*SHORT PROBLEM*. Find every line in the records below that holds the word "British" and copy it.

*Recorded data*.
--

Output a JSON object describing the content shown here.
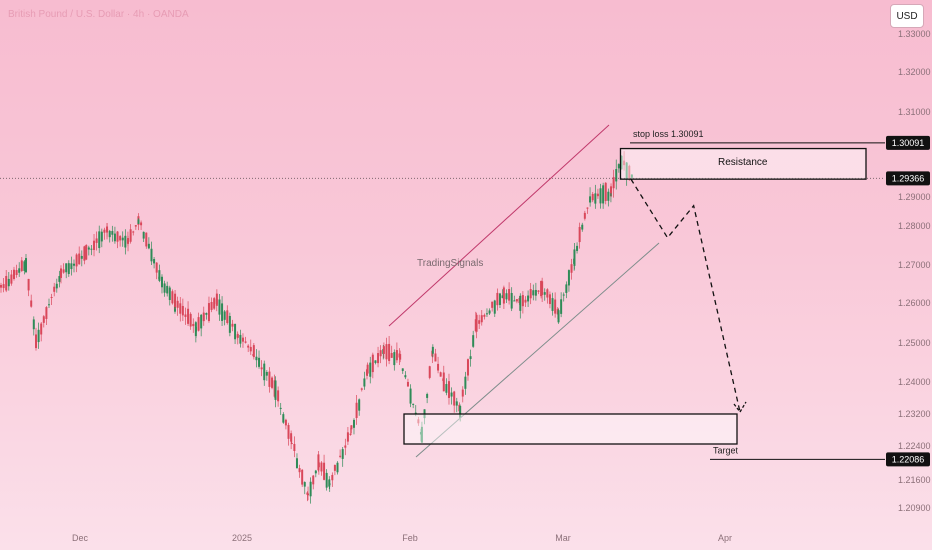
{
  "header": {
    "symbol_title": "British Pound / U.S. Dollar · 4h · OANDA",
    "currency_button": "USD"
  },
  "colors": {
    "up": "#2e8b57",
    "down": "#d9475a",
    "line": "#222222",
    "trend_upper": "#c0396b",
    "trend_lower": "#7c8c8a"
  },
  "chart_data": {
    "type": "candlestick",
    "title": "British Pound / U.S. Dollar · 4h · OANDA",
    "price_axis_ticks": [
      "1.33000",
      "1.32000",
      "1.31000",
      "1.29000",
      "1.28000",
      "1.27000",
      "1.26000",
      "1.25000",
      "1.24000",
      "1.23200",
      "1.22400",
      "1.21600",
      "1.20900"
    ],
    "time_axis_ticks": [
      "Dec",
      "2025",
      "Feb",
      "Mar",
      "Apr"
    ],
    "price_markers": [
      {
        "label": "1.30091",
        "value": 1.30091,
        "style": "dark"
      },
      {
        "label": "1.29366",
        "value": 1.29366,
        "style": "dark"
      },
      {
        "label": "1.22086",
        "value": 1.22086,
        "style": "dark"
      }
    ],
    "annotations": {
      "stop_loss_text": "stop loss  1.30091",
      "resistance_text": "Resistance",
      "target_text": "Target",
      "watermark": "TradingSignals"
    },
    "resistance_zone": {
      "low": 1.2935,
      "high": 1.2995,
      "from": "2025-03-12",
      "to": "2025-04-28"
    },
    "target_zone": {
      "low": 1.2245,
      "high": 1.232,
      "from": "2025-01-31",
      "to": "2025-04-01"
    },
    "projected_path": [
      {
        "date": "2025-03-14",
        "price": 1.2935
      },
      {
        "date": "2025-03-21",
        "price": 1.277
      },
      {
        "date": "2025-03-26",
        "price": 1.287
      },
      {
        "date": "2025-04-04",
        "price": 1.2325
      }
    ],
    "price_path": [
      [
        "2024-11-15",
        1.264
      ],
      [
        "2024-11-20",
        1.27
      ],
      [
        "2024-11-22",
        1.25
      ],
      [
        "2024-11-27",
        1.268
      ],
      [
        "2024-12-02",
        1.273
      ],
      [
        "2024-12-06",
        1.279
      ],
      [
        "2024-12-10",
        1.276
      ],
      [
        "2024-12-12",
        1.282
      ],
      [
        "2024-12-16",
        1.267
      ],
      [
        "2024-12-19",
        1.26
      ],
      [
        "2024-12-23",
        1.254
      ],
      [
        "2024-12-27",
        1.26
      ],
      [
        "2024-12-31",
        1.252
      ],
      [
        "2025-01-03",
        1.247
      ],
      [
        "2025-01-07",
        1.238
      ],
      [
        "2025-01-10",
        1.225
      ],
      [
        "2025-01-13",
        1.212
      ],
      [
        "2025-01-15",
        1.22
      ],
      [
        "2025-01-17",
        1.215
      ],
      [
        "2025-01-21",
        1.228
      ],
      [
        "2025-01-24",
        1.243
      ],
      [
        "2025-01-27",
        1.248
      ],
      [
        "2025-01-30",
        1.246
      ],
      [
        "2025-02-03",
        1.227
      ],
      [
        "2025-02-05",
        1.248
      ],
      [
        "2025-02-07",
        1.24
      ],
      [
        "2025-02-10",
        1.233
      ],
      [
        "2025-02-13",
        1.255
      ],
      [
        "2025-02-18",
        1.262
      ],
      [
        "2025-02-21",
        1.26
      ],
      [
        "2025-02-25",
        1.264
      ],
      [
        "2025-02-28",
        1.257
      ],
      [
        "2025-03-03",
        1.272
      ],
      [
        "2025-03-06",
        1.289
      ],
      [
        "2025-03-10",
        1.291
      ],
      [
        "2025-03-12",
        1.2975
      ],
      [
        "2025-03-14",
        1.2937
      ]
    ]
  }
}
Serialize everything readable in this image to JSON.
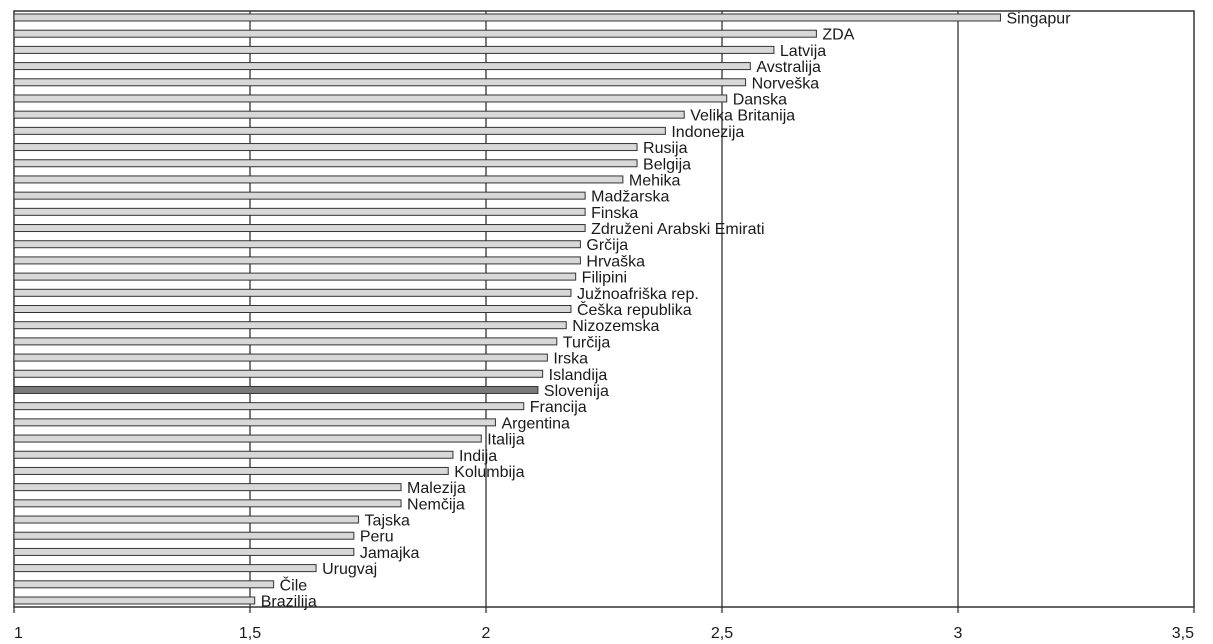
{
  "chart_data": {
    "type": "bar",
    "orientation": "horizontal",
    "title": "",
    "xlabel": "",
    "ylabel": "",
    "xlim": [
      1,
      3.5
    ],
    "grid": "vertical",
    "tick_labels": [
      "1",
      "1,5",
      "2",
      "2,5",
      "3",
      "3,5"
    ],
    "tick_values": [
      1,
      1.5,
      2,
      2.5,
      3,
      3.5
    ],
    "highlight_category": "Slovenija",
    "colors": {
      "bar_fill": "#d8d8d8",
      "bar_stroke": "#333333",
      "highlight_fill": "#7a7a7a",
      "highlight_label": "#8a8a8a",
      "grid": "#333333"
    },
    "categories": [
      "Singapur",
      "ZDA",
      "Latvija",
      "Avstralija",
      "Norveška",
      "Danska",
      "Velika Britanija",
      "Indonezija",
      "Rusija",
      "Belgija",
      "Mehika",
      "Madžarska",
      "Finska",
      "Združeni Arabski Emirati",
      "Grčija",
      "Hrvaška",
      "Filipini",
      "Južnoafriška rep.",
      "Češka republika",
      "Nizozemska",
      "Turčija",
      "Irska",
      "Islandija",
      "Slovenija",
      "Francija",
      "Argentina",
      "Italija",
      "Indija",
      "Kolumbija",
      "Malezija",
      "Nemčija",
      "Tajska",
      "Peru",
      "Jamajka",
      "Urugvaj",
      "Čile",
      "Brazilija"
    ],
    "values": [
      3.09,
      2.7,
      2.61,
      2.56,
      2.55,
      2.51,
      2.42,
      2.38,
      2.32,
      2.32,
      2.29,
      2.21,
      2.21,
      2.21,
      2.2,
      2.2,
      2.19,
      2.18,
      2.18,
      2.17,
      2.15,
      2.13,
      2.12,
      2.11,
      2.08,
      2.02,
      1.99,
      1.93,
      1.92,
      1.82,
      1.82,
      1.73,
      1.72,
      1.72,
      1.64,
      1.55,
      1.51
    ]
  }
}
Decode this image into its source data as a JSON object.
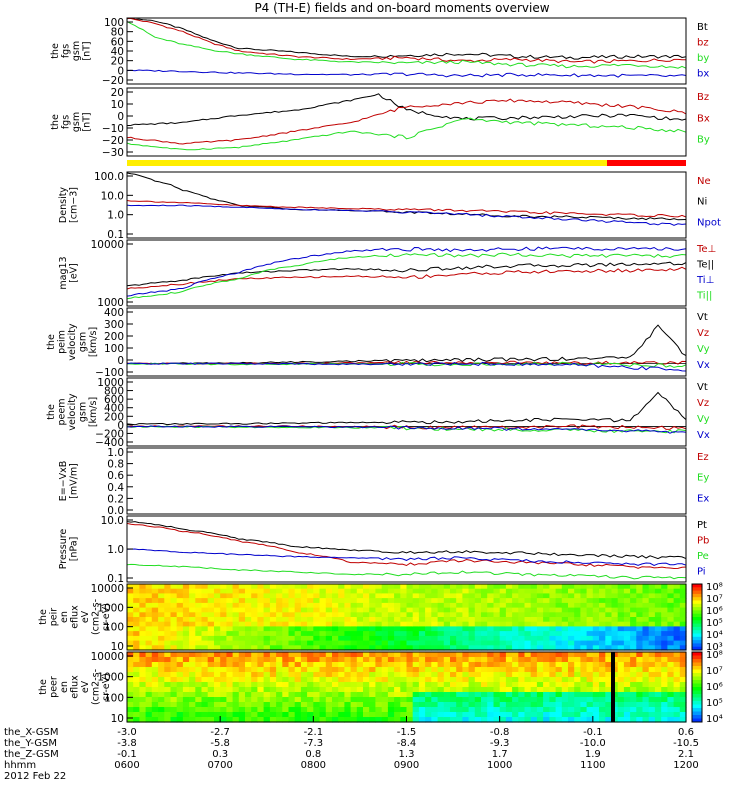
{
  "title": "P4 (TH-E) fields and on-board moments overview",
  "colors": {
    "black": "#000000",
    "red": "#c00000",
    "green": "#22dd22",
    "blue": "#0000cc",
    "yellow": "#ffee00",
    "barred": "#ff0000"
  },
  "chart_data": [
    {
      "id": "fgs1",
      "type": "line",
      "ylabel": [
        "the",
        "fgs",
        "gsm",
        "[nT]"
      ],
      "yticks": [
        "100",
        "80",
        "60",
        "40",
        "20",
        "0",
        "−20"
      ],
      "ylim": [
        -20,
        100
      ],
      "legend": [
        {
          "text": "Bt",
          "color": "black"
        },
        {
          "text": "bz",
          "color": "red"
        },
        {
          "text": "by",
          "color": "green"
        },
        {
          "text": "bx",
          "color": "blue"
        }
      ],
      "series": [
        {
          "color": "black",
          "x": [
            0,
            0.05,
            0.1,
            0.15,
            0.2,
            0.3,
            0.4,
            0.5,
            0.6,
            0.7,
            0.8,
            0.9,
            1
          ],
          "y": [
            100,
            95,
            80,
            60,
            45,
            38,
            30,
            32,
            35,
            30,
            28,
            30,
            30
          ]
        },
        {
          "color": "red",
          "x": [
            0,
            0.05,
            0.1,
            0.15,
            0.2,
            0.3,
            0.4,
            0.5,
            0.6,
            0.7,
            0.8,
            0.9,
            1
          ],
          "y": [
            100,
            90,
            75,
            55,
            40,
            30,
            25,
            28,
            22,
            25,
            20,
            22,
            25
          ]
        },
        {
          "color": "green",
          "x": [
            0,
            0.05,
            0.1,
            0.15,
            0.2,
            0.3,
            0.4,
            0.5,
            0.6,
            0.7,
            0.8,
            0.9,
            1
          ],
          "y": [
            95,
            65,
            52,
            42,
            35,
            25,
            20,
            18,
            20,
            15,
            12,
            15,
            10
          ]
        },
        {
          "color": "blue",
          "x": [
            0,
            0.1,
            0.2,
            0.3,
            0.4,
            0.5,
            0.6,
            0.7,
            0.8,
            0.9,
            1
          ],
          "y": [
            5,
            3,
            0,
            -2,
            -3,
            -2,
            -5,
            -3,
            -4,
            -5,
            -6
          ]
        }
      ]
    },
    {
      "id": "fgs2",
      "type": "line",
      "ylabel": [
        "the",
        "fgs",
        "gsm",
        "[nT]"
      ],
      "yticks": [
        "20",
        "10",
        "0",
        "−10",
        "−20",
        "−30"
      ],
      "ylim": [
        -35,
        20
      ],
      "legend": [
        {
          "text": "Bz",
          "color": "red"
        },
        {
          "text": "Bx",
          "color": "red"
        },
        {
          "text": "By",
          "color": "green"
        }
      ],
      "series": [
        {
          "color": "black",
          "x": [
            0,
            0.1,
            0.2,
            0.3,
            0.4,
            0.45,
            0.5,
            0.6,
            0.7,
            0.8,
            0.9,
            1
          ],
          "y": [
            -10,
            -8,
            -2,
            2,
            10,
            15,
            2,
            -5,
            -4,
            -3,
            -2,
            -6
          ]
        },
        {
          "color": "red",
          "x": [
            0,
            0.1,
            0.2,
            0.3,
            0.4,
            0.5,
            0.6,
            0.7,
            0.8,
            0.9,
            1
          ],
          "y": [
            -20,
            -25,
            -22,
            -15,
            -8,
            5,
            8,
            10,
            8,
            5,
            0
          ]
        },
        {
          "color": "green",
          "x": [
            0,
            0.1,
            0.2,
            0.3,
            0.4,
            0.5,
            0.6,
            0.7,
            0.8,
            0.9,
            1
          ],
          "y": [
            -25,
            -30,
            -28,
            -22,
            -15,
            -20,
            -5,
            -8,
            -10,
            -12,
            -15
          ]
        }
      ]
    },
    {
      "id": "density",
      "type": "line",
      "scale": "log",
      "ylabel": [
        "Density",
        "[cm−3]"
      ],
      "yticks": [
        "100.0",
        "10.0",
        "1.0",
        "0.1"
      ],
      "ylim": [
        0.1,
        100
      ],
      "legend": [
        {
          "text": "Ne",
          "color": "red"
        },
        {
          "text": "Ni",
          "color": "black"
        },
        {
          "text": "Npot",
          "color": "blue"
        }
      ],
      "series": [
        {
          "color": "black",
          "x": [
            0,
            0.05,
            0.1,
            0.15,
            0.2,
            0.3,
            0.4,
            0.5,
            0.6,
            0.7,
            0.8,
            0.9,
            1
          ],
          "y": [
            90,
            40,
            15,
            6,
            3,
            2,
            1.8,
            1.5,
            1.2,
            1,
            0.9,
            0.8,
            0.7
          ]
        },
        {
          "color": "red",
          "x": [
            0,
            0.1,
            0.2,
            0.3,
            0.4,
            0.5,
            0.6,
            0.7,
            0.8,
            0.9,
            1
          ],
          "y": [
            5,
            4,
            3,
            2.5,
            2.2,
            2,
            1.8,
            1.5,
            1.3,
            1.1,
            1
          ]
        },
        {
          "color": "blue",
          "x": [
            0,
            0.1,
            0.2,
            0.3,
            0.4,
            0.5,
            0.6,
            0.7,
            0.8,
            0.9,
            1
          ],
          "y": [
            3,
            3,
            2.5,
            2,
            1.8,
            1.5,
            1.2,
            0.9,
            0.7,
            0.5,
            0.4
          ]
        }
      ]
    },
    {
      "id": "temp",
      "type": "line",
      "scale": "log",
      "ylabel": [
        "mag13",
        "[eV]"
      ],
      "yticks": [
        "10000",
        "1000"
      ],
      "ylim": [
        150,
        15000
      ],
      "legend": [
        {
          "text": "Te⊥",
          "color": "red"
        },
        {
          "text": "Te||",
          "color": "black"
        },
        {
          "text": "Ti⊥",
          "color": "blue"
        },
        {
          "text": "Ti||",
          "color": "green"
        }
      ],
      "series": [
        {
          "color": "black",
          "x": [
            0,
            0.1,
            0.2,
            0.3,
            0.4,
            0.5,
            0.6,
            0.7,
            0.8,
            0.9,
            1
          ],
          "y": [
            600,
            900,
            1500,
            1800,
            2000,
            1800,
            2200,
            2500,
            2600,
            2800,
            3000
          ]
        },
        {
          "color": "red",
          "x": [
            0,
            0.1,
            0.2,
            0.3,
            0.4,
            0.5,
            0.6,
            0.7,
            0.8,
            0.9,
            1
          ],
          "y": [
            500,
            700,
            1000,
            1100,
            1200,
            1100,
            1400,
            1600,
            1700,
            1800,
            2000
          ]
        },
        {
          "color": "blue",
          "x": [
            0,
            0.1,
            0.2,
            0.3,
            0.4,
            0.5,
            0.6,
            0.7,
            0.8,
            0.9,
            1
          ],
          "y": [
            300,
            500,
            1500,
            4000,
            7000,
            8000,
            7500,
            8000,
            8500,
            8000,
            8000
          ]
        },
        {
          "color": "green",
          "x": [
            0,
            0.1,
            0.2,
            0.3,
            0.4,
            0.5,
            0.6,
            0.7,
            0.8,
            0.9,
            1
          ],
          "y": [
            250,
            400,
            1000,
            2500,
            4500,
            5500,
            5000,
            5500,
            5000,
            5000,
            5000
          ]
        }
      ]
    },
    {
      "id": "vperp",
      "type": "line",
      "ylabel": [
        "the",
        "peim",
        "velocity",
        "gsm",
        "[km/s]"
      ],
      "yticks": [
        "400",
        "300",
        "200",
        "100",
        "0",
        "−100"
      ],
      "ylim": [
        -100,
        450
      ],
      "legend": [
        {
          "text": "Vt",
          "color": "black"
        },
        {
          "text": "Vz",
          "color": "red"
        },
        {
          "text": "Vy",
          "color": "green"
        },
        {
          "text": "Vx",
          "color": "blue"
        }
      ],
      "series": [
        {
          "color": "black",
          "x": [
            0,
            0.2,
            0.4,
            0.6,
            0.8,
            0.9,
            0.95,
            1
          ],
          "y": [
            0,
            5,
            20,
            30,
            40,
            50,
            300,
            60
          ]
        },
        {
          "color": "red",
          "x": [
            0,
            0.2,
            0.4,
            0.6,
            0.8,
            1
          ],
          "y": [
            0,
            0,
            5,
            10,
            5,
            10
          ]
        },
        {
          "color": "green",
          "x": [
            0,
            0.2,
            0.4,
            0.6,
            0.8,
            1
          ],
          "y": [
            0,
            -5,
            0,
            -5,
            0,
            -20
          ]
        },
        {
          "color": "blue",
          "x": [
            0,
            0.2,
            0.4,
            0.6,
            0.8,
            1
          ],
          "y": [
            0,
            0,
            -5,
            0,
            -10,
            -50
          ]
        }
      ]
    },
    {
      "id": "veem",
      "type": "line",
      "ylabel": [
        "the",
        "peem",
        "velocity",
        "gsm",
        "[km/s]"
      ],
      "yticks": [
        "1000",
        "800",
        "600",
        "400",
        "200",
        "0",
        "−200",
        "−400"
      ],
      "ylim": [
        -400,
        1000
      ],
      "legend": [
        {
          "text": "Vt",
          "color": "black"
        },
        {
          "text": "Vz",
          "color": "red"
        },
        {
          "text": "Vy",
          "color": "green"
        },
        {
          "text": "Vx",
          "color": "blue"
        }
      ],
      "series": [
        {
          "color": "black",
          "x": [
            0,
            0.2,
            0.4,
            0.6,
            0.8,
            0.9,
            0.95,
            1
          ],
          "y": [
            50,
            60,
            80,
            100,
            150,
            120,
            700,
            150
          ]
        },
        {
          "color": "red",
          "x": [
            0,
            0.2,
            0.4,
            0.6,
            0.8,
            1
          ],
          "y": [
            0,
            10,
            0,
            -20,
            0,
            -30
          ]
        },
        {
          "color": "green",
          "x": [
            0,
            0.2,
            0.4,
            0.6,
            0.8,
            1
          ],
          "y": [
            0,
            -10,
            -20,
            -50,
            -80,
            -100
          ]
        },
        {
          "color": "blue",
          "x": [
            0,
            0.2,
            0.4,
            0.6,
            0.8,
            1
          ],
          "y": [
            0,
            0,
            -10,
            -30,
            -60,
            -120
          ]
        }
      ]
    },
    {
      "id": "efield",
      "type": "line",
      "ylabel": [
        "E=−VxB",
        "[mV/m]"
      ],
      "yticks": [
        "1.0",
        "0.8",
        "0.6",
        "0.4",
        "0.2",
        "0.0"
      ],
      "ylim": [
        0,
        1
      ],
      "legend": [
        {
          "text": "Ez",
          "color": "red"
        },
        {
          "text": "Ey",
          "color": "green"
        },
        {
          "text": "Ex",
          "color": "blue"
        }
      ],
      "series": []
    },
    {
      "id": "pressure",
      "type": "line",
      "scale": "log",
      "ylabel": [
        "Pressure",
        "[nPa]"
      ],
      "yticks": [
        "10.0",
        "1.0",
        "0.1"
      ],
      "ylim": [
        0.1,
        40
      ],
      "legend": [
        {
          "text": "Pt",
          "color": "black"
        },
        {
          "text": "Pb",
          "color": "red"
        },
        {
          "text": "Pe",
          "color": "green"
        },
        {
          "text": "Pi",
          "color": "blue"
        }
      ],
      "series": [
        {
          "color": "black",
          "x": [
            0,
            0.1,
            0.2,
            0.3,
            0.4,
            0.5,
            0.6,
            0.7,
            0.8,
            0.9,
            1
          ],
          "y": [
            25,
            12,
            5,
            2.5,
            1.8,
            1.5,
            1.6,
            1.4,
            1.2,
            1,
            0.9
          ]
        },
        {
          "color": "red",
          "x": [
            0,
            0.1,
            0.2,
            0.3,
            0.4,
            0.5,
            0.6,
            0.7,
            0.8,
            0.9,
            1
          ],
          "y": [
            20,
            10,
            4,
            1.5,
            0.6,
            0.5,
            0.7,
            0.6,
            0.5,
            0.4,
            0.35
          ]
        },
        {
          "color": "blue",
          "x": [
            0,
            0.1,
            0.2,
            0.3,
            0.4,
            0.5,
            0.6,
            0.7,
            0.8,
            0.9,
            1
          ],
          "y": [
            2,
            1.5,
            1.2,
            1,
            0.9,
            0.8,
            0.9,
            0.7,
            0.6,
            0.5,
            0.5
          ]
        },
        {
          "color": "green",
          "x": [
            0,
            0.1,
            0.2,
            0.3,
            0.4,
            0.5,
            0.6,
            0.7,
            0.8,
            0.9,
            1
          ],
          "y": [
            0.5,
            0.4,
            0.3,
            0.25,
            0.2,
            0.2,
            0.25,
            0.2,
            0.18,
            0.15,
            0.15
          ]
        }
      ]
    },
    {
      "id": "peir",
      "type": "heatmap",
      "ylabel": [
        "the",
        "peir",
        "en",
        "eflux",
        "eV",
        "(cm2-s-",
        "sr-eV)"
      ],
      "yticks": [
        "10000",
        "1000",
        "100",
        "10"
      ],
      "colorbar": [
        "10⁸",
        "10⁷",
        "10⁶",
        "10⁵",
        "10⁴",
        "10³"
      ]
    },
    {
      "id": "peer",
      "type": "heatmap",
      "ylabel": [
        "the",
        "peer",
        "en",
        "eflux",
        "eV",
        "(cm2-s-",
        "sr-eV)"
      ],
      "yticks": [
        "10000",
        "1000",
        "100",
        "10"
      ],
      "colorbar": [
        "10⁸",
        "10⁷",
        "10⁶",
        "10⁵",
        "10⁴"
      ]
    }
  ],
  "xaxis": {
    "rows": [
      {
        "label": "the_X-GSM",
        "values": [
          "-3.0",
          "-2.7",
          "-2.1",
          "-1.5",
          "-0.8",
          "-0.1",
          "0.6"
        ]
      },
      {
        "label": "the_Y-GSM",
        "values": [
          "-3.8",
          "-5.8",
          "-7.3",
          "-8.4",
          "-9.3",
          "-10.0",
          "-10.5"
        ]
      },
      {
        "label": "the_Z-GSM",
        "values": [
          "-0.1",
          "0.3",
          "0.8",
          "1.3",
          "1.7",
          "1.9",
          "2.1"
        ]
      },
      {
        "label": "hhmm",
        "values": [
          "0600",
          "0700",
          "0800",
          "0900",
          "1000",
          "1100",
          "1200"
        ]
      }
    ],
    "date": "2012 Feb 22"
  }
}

--

*OUTPUT OF THE TASK*.
    "symbol_title": "British Pound / U.S. Dollar · 4h · OANDA",
    "title": "British Pound / U.S. Dollar · 4h · OANDA",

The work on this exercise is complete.